Page excerpt →
Start

I believe the realtor's and other camera flights should be licensed and controlled by the FAA as they would control any other small aircraft. Specific permission granted to specific pilots via a license that could be lost if flight rules are not followed. While I would not push for individual aircraft registration I would push for type acceptance where aircraft used for commercial purposes would need to be pre-approved by the FAA. Regulation is a good way to innovate toward a future we all can live with.


----------



## BubblePuppy (Nov 3, 2006)

Drucifer said:


> Airplanes and satellites also don't fly under 1000 feet.


In non-congested areas VFR minimum altitude is 500ft above the surface. So VFR flying along roads is allowed, as is flying below 1000 feet above the surface (except in congested areas). There are different rule sets for VFR and IFR flights.

Sent from my SGH-I317 using DBSTalk mobile app


----------



## SayWhat? (Jun 7, 2009)

End

Work to complete →
In the forum thread, what minimum altitude above the surface applies to VFR flights in non-congested areas?

Given entries →

Start

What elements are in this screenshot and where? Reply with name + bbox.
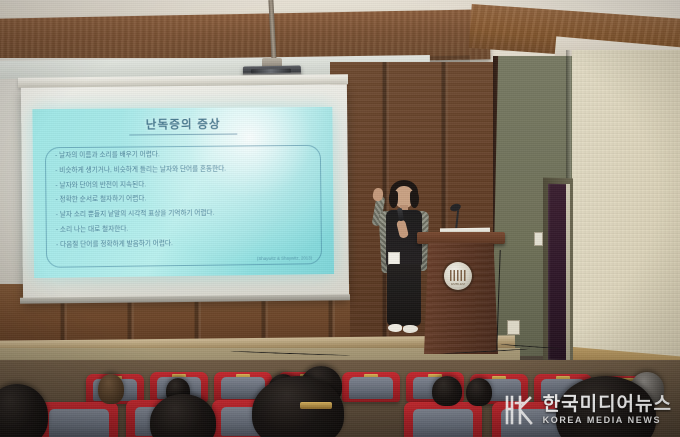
hair-clip: [300, 402, 332, 409]
presenter-hair-right: [410, 191, 419, 208]
slide-bullet: - 날자와 단어의 반전이 지속된다.: [55, 180, 313, 189]
lecture-hall-photo: 난독증의 증상 - 날자의 이름과 소리를 배우기 어렵다. - 비슷하게 생기…: [0, 0, 680, 437]
projected-slide: 난독증의 증상 - 날자의 이름과 소리를 배우기 어렵다. - 비슷하게 생기…: [32, 107, 334, 278]
audience-seating-area: [0, 360, 680, 437]
presenter-skirt: [387, 264, 421, 326]
presenter-shoe-left: [388, 324, 402, 332]
presenter-hair-left: [389, 191, 398, 208]
podium-emblem-text: EMBLEM: [444, 282, 472, 286]
door-edge-highlight: [566, 184, 570, 360]
wall-outlet: [507, 320, 520, 335]
presenter-shoe-right: [403, 325, 418, 333]
audience-head: [466, 378, 492, 406]
slide-bullet-list: - 날자의 이름과 소리를 배우기 어렵다. - 비슷하게 생기거나, 비슷하게…: [55, 151, 314, 257]
slide-bullet: - 다음절 단어를 정확하게 발음하기 어렵다.: [56, 239, 314, 249]
audience-head: [98, 374, 124, 404]
slide-bullet: - 정확한 순서로 철자하기 어렵다.: [56, 195, 314, 204]
podium-top-surface: [417, 232, 505, 244]
podium-emblem: EMBLEM: [444, 262, 472, 290]
seat-back: [349, 377, 393, 399]
podium-body: [424, 243, 498, 354]
seat[interactable]: [342, 372, 400, 402]
slide-bullet: - 비슷하게 생기거나, 비슷하게 들리는 날자와 단어를 혼동한다.: [55, 166, 313, 175]
slide-bullet: - 소리 나는 대로 철자한다.: [56, 224, 314, 234]
seat[interactable]: [404, 402, 482, 437]
seat-back: [413, 409, 472, 437]
slide-bullet: - 날자의 이름과 소리를 배우기 어렵다.: [55, 151, 313, 160]
light-switch[interactable]: [534, 232, 543, 246]
audience-head: [0, 384, 48, 437]
slide-title-underline: [129, 134, 237, 136]
slide-bullet: - 날자 소리 뿐들지 낱말의 시각적 표상을 기억하기 어렵다.: [56, 210, 314, 219]
slide-title: 난독증의 증상: [32, 115, 332, 133]
slide-citation: (Shaywitz & Shaywitz, 2013): [257, 255, 312, 261]
wooden-podium: EMBLEM: [420, 232, 502, 354]
audience-head: [432, 376, 462, 406]
podium-emblem-crest: [450, 270, 466, 281]
beige-wall-panel: [572, 50, 680, 370]
seat[interactable]: [40, 402, 118, 437]
seat-back: [501, 409, 560, 437]
seat-back: [49, 409, 108, 437]
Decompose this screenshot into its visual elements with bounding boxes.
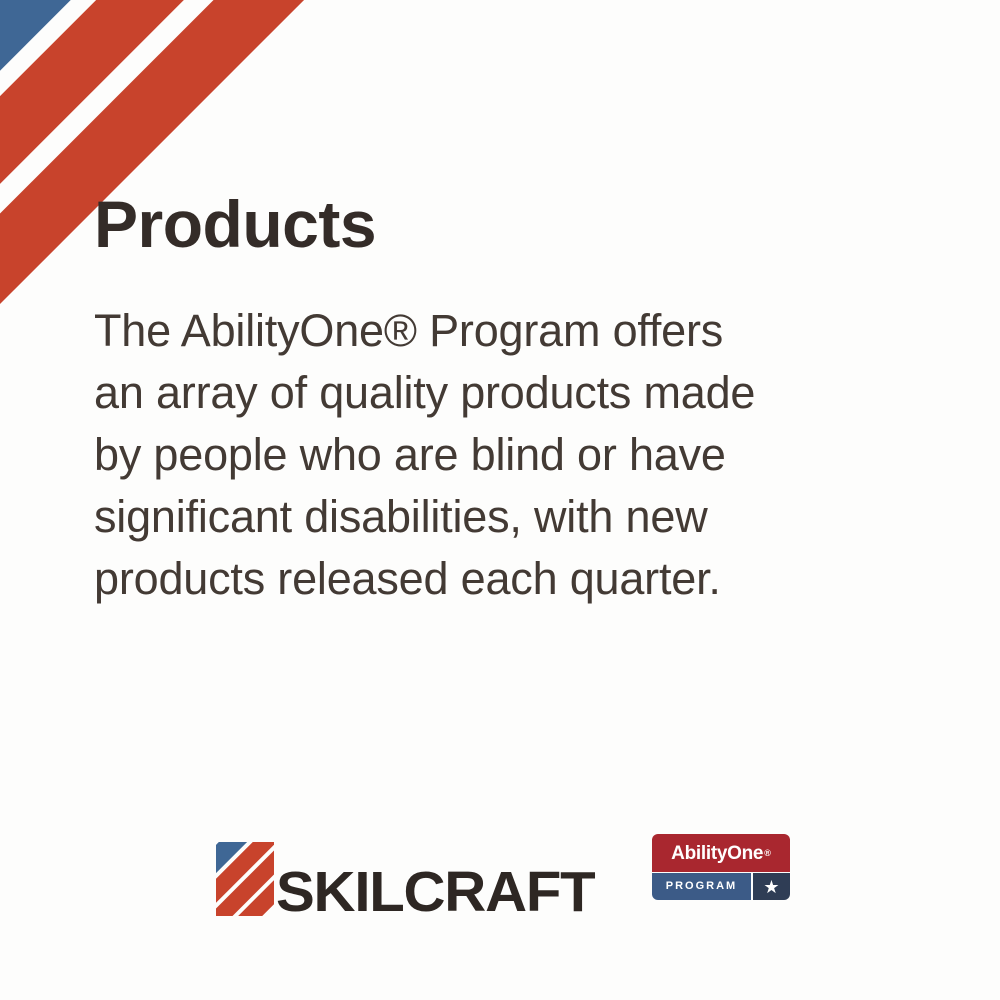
body-copy: The AbilityOne® Program offers an array … bbox=[94, 300, 864, 610]
logo-row: SKILCRAFT AbilityOne ® PROGRAM ★ bbox=[0, 818, 1000, 918]
registered-trademark-icon: ® bbox=[764, 848, 771, 858]
body-line-1: The AbilityOne® Program offers bbox=[94, 300, 864, 362]
flag-stripes-corner bbox=[0, 0, 320, 320]
abilityone-star-block: ★ bbox=[753, 873, 790, 900]
abilityone-logo: AbilityOne ® PROGRAM ★ bbox=[652, 834, 790, 900]
body-line-3: by people who are blind or have bbox=[94, 424, 864, 486]
star-icon: ★ bbox=[763, 878, 779, 896]
products-info-card: Products The AbilityOne® Program offers … bbox=[0, 0, 1000, 1000]
abilityone-logo-name: AbilityOne bbox=[671, 844, 763, 863]
abilityone-program-label: PROGRAM bbox=[666, 881, 737, 892]
skilcraft-flag-mark-icon bbox=[216, 842, 274, 916]
corner-stripe-red-1 bbox=[0, 0, 311, 311]
abilityone-program-block: PROGRAM bbox=[652, 873, 751, 900]
body-line-2: an array of quality products made bbox=[94, 362, 864, 424]
skilcraft-wordmark: SKILCRAFT bbox=[276, 868, 594, 916]
body-line-5: products released each quarter. bbox=[94, 548, 864, 610]
abilityone-logo-top-block: AbilityOne ® bbox=[652, 834, 790, 872]
corner-stripe-red-2 bbox=[0, 0, 320, 320]
body-line-4: significant disabilities, with new bbox=[94, 486, 864, 548]
abilityone-logo-bottom-block: PROGRAM ★ bbox=[652, 873, 790, 900]
skilcraft-logo: SKILCRAFT bbox=[216, 826, 588, 916]
page-title: Products bbox=[94, 191, 376, 257]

End

Answer to this exercise →
500 feet above the surface.